#### CHALLENGE:
From the entries below, please gather each line containing the string "mantissa".

#### SUPPLIED MATERIAL:
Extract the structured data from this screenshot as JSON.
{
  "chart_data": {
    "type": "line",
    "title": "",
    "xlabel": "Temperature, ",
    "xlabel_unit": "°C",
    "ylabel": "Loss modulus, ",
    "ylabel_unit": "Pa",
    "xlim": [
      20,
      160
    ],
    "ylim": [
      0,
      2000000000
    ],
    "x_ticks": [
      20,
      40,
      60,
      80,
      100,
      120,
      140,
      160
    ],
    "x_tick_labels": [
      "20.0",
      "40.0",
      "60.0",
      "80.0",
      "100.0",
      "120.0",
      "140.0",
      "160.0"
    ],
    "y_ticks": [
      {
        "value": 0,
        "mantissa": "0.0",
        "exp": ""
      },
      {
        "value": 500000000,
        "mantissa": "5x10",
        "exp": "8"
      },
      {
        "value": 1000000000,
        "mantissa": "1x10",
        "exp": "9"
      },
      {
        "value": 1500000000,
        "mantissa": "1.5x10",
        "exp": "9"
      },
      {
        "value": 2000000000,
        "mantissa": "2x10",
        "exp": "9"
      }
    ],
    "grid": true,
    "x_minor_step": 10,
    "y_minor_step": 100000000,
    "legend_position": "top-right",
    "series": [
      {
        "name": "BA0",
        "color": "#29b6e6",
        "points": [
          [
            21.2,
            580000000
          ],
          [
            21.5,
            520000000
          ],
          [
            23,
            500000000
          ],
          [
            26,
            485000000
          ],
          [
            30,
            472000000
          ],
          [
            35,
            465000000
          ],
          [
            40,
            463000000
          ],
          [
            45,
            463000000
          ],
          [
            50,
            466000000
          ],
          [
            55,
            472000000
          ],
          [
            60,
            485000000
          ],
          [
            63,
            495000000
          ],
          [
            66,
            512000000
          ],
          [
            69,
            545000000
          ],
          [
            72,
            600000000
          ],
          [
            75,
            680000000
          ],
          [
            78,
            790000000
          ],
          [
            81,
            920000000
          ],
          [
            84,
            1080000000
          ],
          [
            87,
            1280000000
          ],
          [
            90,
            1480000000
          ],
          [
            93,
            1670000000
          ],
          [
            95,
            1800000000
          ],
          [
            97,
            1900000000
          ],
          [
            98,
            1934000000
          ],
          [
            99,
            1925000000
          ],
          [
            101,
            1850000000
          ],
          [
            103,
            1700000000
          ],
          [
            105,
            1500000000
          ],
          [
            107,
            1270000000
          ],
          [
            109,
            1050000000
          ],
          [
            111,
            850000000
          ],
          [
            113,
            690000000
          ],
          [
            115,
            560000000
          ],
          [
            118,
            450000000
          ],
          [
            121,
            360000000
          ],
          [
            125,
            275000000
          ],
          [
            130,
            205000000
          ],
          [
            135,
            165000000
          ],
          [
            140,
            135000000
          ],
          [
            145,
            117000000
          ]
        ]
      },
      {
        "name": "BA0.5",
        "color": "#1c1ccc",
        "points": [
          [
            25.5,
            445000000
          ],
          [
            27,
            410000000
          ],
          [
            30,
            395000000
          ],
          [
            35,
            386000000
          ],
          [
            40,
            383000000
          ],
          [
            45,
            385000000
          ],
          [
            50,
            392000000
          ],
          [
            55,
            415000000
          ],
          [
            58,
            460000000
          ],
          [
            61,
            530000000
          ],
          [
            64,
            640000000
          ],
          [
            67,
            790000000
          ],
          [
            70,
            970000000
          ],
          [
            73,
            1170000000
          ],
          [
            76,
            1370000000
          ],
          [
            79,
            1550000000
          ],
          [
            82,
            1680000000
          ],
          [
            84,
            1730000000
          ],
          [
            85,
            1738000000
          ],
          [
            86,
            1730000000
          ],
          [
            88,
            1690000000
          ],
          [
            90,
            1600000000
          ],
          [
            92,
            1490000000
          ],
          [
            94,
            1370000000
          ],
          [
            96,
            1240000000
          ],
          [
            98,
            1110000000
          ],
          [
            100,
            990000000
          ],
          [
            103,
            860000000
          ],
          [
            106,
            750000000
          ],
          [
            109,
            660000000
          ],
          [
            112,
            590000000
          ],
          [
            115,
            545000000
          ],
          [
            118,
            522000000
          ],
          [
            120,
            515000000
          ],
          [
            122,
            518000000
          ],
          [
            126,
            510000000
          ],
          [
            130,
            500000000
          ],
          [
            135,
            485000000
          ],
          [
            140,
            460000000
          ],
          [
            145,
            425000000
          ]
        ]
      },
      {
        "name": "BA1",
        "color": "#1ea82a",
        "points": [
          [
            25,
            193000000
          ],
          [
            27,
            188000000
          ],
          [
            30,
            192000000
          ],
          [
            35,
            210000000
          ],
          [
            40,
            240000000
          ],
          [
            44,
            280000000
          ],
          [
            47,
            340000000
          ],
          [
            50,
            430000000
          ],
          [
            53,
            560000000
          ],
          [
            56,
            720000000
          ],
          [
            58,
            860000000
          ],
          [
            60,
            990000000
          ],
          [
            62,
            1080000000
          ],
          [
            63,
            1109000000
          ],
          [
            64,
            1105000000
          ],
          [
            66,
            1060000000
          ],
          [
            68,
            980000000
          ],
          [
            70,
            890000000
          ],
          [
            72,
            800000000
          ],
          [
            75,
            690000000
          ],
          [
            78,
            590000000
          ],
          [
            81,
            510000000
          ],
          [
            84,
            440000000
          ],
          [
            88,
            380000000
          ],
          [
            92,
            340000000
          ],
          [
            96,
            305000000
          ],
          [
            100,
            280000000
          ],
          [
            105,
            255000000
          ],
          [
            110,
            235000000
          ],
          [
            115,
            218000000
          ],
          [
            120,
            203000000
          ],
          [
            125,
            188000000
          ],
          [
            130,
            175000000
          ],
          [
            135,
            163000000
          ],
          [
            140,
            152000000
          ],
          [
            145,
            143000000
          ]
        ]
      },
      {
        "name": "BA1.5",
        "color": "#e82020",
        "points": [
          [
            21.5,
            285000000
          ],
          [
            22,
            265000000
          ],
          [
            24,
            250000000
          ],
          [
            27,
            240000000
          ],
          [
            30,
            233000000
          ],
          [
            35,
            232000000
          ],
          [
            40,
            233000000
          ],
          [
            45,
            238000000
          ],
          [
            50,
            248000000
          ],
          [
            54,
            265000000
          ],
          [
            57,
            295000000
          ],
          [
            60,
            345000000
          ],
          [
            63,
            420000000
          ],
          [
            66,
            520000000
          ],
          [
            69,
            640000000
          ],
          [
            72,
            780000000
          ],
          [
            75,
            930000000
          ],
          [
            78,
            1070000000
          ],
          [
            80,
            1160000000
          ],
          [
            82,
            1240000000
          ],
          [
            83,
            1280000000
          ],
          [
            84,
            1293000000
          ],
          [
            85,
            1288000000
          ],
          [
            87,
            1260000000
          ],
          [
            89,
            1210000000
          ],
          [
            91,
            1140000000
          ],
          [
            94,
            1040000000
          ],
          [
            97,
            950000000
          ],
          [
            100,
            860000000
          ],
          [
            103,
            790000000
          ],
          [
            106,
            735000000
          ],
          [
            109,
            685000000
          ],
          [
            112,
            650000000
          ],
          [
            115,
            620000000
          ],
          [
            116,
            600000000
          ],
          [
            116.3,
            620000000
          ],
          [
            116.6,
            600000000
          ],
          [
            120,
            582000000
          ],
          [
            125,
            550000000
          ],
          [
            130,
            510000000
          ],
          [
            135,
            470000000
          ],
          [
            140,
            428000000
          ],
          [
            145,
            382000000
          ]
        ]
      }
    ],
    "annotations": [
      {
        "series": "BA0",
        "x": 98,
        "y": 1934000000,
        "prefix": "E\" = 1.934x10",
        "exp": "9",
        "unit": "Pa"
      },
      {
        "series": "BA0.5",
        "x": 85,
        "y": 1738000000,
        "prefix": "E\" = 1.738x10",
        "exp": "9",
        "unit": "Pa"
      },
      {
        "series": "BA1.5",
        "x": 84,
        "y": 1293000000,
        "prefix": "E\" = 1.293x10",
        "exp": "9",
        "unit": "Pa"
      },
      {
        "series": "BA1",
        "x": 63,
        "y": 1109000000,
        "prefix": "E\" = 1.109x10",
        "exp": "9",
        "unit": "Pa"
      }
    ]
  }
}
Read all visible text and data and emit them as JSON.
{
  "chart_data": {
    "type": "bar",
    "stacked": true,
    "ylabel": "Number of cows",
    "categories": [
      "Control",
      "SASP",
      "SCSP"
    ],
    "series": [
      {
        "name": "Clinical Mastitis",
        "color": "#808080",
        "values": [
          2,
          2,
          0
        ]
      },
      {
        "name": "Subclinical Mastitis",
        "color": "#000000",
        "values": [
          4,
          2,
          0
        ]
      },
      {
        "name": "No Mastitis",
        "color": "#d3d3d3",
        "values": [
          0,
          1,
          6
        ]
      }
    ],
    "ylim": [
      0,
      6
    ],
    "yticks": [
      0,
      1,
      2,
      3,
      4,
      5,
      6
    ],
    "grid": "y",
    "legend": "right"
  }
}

#### TASK RESULT:
        "mantissa": "0.0",
        "mantissa": "5x10",
        "mantissa": "1x10",
        "mantissa": "1.5x10",
        "mantissa": "2x10",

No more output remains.